**Entries:**
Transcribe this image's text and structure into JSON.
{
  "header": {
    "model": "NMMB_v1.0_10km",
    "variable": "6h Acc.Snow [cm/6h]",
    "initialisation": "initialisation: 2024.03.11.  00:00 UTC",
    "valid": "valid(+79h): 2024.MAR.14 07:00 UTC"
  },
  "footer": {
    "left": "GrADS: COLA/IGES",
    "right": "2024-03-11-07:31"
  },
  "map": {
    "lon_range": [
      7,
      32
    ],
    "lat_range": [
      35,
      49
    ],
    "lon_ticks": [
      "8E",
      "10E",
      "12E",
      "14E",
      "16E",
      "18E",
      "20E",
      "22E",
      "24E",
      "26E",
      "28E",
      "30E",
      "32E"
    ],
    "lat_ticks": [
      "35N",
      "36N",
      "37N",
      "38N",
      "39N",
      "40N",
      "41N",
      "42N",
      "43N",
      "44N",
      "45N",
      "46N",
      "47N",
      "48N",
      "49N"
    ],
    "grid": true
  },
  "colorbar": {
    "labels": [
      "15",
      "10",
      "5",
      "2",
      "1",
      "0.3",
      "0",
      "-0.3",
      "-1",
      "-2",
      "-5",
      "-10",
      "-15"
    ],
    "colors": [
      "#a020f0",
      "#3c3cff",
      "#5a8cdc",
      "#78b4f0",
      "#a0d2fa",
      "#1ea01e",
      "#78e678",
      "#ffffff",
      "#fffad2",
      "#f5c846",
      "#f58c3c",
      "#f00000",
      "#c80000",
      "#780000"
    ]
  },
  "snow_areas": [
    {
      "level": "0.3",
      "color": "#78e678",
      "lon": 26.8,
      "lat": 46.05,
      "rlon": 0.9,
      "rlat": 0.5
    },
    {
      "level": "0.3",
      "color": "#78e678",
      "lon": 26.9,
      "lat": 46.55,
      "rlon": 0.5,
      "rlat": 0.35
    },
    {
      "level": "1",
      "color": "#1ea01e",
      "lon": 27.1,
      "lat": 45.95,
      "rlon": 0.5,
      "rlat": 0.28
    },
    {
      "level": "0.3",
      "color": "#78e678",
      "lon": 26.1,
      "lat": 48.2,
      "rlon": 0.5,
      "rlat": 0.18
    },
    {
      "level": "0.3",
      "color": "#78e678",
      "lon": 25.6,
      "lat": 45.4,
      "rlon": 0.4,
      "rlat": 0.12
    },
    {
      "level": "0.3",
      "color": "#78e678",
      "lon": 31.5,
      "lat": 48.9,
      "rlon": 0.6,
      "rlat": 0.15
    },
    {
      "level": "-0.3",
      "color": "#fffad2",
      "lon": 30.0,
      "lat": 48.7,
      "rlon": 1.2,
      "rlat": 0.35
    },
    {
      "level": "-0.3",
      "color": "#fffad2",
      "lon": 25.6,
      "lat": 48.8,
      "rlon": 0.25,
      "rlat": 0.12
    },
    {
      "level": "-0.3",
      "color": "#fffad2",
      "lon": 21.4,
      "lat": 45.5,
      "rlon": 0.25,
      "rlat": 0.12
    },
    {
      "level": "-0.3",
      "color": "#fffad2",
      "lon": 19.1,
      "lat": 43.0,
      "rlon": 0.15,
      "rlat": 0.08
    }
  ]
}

**Exercise description:**
What is the number of lines in the records that contain the string "rlat"? Give only that number.

**The solution:**
10